**TASK GOAL:** Find all the lines with "color" and gather them.

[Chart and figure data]
☆ ☆ ☆ ☆ ☆ ☆ ☆

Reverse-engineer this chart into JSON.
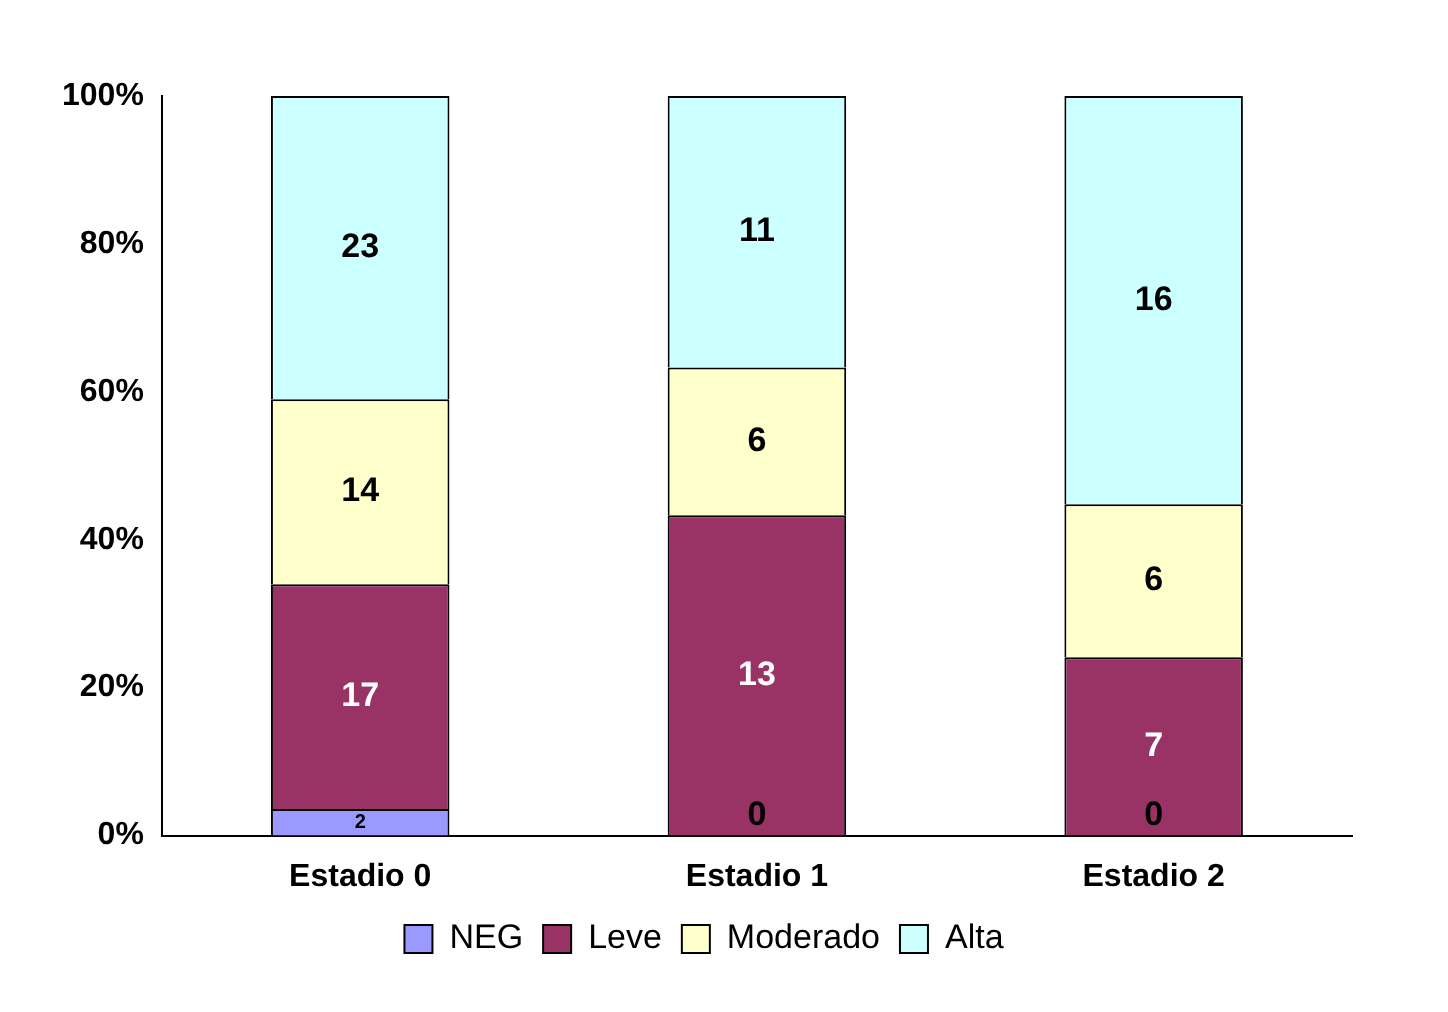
{
  "chart_data": {
    "type": "bar",
    "stacked": true,
    "categories": [
      "Estadio 0",
      "Estadio 1",
      "Estadio 2"
    ],
    "series": [
      {
        "name": "NEG",
        "color": "#9999ff",
        "values": [
          3.6,
          0,
          0
        ]
      },
      {
        "name": "Leve",
        "color": "#993366",
        "values": [
          30.4,
          43.3,
          24.1
        ]
      },
      {
        "name": "Moderado",
        "color": "#ffffcc",
        "values": [
          25.0,
          20.0,
          20.7
        ]
      },
      {
        "name": "Alta",
        "color": "#ccffff",
        "values": [
          41.0,
          36.7,
          55.2
        ]
      }
    ],
    "annotations": [
      "2",
      "17",
      "14",
      "23",
      "0",
      "13",
      "6",
      "11",
      "0",
      "7",
      "6",
      "16"
    ],
    "ylim": [
      0,
      100
    ],
    "yticks": [
      {
        "value": 0,
        "label": "0%"
      },
      {
        "value": 20,
        "label": "20%"
      },
      {
        "value": 40,
        "label": "40%"
      },
      {
        "value": 60,
        "label": "60%"
      },
      {
        "value": 80,
        "label": "80%"
      },
      {
        "value": 100,
        "label": "100%"
      }
    ],
    "grid": false,
    "legend": "bottom"
  }
}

☆ ☆ ☆ ☆ ☆ ☆ ☆

**SOLUTION TO THIS EXERCISE:**
        "color": "#9999ff",
        "color": "#993366",
        "color": "#ffffcc",
        "color": "#ccffff",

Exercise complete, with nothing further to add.